● DESCRIPTION OF THE TASK
Search the data for the word "Pensei" and copy every line where it occurs.

Records from a data source
====

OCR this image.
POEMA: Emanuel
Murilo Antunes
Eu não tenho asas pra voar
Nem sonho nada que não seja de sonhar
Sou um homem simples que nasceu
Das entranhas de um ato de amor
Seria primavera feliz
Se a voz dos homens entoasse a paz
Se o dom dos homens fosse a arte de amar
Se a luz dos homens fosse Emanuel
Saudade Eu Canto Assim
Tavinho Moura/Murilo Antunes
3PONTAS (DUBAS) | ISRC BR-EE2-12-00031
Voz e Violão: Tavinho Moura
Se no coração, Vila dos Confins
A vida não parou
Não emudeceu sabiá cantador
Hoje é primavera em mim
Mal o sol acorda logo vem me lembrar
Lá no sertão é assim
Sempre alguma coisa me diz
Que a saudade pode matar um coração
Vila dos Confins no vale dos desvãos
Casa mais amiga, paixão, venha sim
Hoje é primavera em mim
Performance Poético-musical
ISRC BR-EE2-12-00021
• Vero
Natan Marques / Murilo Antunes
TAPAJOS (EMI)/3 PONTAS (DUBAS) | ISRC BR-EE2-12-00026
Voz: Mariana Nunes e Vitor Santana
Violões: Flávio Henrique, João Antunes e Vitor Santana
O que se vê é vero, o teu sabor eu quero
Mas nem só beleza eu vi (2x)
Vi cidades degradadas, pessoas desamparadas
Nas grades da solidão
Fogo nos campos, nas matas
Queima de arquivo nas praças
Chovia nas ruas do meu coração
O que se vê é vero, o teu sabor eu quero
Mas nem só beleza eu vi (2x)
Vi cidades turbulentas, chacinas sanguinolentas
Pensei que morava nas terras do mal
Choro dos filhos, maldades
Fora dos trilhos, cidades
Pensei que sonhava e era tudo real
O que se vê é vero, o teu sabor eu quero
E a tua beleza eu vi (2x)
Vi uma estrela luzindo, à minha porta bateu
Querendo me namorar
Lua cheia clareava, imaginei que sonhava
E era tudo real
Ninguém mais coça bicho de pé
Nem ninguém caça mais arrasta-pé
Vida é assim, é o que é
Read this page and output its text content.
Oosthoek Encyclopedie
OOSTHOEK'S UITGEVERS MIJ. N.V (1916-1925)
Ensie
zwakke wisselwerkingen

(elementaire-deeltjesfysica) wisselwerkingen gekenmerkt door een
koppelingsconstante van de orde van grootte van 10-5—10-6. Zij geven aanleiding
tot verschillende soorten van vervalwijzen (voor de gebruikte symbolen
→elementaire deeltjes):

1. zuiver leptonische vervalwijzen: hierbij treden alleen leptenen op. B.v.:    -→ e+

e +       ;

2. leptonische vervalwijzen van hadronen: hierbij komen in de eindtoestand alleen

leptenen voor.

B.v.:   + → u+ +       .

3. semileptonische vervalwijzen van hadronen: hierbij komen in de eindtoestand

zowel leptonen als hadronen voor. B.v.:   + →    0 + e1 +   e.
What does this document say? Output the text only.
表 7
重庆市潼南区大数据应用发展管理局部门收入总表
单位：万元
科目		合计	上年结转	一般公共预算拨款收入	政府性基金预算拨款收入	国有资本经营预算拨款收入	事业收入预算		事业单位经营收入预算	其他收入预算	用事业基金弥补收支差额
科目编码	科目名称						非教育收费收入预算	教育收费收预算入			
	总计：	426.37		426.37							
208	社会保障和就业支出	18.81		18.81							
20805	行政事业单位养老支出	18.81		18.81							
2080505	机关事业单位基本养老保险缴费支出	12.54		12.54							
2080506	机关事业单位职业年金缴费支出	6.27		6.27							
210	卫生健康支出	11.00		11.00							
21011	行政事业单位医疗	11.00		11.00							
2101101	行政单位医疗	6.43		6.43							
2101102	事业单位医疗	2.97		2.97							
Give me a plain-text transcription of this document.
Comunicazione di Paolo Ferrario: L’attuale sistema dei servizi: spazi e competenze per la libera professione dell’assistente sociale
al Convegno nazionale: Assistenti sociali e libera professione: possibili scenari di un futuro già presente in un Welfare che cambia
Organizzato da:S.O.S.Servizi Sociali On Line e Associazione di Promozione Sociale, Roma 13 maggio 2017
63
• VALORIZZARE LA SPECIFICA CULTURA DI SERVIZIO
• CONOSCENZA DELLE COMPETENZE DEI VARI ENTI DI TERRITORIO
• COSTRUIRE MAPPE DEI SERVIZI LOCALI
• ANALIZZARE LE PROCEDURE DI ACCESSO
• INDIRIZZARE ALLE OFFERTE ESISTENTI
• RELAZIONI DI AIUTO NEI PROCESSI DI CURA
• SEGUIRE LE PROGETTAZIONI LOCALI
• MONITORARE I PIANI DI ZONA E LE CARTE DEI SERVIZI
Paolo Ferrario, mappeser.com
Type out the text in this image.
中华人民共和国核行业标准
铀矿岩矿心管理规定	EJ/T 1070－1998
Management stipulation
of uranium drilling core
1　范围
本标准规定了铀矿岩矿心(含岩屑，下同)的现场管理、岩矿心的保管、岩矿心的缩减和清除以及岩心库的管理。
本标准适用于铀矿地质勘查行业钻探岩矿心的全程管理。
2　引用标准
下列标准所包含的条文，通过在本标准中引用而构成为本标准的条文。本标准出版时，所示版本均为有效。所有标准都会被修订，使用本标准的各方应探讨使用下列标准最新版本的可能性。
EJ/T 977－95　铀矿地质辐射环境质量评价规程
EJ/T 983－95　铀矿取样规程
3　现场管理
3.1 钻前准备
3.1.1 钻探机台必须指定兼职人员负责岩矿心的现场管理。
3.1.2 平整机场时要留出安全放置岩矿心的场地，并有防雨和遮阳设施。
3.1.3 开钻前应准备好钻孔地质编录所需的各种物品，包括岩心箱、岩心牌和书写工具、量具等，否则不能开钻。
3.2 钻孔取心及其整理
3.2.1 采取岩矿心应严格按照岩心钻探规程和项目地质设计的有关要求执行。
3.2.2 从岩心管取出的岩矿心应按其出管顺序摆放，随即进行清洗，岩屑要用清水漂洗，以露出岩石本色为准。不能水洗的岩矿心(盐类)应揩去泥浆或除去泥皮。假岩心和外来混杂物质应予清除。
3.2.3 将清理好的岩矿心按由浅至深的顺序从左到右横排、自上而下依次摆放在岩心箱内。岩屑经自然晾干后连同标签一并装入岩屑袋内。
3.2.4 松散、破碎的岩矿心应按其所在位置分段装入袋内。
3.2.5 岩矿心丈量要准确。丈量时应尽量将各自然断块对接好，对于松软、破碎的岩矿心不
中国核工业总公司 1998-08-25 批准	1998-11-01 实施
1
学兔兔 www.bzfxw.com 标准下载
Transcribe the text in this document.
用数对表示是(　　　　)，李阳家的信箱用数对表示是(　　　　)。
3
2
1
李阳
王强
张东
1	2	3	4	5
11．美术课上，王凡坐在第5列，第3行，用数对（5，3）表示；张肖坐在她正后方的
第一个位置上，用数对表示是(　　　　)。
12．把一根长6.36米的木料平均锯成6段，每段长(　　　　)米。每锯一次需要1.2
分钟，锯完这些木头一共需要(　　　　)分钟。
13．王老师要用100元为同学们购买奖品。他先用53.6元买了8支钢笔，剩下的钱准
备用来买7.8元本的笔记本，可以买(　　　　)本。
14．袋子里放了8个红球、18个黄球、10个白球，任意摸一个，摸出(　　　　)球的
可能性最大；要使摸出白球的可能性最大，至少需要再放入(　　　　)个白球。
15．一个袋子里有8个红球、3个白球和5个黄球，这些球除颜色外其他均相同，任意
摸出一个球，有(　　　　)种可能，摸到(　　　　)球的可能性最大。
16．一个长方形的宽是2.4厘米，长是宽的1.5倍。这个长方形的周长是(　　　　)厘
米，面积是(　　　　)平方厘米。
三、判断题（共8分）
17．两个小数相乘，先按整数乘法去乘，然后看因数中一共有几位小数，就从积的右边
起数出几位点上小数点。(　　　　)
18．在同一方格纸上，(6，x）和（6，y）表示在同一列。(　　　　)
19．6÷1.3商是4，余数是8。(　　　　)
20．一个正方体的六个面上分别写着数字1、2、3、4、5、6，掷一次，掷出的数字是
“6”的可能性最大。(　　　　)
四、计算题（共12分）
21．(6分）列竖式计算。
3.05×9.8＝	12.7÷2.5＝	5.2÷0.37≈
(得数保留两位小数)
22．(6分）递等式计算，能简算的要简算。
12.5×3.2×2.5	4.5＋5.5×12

====

● RESULT FOR THIS EXERCISE
Pensei que morava nas terras do mal
Pensei que sonhava e era tudo real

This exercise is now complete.